TASK TO CARRY OUT>
Work out how many lines hold the string "telecom". Give that number and nothing more.

(Records about charts and figures)
# # # #
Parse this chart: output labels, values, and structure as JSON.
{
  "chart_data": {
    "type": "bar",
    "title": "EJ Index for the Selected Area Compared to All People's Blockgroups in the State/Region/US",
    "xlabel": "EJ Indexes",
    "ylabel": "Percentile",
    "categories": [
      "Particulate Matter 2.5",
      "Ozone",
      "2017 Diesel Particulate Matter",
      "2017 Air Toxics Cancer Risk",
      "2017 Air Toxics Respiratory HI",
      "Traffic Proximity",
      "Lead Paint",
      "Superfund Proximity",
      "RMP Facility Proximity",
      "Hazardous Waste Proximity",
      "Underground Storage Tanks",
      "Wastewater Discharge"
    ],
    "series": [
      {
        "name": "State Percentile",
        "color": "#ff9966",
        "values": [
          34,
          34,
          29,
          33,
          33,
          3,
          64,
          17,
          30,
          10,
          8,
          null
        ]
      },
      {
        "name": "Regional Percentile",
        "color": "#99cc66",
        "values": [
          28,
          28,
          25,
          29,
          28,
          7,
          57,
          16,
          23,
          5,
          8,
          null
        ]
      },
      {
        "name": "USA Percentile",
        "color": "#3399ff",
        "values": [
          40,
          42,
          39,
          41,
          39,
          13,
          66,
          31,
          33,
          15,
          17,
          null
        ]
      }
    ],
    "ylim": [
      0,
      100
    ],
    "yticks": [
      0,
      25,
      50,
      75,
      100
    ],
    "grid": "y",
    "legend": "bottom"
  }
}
# # # #
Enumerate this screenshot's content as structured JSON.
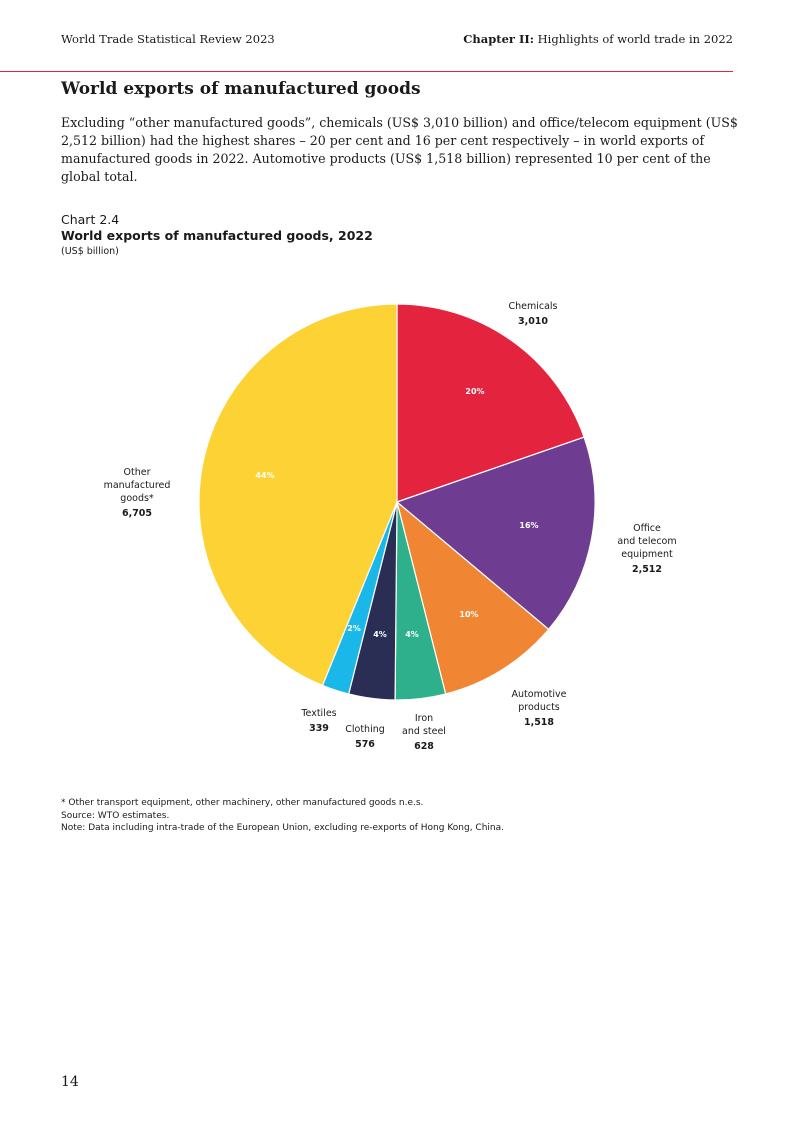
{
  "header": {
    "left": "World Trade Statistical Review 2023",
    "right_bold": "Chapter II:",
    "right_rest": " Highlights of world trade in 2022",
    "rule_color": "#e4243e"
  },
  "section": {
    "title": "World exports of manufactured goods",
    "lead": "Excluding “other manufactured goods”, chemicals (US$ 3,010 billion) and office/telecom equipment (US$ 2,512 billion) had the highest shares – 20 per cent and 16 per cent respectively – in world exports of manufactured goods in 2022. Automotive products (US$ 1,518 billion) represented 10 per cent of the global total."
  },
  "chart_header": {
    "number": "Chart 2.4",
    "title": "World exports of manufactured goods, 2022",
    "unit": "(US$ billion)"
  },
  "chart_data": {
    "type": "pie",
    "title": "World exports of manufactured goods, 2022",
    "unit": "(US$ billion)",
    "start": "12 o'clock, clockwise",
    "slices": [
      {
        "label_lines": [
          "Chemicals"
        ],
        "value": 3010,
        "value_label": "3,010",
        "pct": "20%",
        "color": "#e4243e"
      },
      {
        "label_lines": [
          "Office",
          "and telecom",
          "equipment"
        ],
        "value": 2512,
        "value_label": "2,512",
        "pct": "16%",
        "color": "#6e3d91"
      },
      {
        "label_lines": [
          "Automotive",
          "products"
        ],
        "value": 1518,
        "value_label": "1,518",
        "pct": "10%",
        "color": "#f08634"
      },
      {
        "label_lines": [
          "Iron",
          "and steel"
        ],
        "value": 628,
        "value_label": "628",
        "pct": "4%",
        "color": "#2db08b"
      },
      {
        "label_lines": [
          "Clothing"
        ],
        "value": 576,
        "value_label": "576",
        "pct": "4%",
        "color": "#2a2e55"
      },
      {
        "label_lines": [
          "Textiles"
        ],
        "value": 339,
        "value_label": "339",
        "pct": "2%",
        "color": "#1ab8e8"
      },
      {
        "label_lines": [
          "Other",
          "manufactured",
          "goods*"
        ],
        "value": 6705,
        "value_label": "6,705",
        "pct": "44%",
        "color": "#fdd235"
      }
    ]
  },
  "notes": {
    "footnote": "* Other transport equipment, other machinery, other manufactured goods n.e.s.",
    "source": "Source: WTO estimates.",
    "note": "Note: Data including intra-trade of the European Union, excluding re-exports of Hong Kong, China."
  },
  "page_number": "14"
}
# # # #
TASK RESPONSE>
2